Dataset items:

========

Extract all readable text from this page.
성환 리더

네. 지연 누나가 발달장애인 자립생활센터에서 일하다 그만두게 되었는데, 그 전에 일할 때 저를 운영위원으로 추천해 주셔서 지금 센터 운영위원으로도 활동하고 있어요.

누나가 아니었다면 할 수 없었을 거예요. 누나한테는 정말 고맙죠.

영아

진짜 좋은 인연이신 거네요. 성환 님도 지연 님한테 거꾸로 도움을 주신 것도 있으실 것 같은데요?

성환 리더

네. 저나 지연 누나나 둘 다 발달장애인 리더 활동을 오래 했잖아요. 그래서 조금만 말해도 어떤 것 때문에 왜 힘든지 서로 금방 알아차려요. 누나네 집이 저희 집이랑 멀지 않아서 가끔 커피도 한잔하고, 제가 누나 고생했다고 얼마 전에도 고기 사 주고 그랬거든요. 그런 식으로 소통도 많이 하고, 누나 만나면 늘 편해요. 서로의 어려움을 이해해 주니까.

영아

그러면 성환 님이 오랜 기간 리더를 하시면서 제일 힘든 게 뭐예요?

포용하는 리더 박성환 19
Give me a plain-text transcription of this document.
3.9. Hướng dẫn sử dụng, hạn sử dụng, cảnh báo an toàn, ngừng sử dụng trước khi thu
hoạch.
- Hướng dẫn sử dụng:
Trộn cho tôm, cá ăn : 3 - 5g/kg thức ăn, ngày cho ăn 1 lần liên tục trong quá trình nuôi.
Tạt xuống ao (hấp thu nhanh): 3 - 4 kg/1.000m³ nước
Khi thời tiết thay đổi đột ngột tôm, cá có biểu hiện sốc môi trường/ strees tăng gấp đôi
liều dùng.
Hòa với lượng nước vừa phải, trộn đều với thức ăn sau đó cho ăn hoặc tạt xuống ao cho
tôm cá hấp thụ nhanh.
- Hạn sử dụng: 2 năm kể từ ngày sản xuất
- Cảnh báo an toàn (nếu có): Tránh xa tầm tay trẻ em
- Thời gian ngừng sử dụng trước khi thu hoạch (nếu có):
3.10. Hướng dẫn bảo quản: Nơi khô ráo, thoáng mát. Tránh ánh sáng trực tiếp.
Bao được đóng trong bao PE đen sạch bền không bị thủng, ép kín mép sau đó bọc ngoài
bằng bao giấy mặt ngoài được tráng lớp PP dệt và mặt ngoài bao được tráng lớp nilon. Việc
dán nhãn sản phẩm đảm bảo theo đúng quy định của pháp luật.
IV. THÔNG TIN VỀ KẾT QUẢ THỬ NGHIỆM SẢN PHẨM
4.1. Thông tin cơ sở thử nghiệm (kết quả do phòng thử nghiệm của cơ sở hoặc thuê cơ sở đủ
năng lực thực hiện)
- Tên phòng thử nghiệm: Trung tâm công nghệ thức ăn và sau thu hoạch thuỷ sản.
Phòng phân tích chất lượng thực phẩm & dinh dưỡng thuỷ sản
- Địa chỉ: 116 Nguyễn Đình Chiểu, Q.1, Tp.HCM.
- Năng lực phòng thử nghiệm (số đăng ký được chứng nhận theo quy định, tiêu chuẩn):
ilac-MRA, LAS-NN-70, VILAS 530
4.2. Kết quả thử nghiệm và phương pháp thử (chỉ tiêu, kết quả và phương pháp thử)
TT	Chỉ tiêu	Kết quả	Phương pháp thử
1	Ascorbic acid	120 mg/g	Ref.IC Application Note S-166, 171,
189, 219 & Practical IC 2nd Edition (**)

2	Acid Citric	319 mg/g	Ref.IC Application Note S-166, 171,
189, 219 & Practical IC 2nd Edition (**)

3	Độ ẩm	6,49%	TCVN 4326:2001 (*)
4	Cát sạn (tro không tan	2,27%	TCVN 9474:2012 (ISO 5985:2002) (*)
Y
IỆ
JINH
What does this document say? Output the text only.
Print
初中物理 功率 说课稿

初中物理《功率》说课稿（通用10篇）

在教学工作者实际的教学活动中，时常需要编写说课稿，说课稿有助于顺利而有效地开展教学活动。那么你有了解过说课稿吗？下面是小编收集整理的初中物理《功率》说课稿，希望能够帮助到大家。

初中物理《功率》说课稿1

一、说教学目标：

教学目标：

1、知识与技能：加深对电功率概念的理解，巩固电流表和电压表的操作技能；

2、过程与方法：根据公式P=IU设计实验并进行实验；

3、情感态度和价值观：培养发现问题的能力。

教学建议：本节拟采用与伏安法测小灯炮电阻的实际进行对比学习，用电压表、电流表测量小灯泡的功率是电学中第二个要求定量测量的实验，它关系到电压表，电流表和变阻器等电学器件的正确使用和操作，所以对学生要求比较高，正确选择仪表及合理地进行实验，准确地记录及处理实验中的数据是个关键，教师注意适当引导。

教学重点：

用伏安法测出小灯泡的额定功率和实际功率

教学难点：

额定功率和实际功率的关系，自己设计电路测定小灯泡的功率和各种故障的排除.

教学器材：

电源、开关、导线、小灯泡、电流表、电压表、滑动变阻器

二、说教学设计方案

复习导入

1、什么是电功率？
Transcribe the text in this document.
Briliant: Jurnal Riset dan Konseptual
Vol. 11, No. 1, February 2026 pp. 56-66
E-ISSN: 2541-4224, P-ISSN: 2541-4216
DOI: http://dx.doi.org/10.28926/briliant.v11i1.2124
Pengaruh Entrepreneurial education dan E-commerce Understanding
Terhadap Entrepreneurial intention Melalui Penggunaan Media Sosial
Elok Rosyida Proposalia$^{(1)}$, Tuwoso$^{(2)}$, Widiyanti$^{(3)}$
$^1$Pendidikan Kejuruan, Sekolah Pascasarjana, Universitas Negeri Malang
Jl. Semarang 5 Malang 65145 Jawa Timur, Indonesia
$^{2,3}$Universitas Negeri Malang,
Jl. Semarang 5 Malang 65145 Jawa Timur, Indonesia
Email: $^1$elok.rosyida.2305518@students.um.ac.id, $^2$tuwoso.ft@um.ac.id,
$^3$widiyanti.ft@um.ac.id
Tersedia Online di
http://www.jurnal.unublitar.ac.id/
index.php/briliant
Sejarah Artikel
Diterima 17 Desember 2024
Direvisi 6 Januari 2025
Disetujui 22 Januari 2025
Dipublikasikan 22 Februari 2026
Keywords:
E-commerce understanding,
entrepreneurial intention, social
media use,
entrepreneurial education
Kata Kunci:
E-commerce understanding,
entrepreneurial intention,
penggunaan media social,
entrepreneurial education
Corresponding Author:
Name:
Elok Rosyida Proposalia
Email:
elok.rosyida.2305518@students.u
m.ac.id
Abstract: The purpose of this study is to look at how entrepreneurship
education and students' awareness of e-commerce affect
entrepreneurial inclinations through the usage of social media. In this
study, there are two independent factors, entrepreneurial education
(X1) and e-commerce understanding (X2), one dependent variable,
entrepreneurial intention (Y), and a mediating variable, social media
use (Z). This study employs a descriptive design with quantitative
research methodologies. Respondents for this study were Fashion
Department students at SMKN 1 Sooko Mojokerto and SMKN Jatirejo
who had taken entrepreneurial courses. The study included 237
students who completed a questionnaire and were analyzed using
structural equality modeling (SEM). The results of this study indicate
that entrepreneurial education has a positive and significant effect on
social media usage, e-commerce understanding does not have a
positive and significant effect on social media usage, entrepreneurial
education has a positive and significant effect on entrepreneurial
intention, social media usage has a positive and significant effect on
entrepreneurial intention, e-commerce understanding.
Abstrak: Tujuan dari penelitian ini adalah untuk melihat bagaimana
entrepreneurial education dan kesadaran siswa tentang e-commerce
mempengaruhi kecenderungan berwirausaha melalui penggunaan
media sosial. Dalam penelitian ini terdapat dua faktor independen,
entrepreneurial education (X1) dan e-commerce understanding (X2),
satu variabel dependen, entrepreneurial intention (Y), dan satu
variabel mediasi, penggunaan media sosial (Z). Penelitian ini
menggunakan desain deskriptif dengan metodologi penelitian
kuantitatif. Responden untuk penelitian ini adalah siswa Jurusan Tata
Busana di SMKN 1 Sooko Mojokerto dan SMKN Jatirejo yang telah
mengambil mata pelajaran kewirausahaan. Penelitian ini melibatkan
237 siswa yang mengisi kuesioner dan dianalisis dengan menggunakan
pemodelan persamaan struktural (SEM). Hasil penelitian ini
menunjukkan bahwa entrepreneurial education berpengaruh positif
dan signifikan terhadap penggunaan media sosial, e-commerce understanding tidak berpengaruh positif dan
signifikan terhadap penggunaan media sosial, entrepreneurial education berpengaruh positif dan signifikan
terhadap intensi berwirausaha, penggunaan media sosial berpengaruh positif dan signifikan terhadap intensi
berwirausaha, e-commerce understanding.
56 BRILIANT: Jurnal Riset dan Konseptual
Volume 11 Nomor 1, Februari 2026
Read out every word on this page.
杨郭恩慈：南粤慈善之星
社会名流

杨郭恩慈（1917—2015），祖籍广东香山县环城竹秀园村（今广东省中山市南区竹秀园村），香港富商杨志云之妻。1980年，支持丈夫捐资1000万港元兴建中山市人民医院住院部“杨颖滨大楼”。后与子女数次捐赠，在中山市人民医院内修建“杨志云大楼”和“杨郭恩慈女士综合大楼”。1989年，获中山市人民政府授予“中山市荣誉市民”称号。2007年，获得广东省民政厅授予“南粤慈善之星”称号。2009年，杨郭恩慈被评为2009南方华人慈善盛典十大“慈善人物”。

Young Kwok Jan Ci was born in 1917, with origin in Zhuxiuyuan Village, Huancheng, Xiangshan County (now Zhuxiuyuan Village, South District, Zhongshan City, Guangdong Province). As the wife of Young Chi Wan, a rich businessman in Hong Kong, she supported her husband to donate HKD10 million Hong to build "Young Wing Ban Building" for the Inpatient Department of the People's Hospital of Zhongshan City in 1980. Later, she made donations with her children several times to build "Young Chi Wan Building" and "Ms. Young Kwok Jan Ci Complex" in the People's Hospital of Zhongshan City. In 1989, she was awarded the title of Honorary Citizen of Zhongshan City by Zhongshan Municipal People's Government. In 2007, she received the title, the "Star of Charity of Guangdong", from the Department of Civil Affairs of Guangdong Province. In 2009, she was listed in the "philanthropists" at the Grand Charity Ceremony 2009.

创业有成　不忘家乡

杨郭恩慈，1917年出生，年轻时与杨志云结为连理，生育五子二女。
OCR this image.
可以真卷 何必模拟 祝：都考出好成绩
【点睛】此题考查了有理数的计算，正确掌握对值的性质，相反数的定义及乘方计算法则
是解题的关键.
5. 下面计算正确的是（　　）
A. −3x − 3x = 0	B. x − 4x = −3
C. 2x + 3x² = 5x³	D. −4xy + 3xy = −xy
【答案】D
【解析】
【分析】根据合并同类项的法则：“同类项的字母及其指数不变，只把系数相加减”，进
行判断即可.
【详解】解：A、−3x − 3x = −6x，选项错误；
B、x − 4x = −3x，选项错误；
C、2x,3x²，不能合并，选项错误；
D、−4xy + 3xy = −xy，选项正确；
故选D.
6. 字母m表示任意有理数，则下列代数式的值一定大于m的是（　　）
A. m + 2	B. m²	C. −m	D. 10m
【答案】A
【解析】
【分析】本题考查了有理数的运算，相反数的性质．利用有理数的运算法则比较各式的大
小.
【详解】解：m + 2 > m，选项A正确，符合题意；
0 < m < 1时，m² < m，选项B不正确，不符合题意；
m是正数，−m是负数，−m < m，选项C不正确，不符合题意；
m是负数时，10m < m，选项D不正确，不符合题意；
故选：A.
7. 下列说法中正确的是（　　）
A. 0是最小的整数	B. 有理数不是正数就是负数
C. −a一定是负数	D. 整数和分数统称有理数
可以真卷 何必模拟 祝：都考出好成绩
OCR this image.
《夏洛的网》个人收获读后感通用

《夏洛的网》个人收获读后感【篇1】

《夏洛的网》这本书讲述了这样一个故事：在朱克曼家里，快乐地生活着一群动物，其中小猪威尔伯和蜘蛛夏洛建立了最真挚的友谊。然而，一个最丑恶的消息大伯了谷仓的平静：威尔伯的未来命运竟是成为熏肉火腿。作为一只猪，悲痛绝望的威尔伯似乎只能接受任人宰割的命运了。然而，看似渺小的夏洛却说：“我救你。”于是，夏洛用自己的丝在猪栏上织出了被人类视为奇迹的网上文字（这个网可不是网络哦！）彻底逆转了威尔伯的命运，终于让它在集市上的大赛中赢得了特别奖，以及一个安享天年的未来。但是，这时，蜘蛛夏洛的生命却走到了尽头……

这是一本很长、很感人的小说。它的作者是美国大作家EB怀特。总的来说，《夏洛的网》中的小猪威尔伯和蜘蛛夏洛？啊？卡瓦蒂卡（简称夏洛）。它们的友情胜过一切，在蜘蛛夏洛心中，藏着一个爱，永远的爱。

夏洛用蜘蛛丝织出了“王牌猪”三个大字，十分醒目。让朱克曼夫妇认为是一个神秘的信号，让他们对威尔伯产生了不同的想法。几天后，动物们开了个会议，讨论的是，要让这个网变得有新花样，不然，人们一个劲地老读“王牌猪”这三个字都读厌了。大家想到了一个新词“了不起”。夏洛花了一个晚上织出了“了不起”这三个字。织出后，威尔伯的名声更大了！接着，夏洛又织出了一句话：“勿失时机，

========

Brief: Check each line of the data above for the word "nước" and say how many lines contain it, giving nothing besides the number.

Worked answer: 2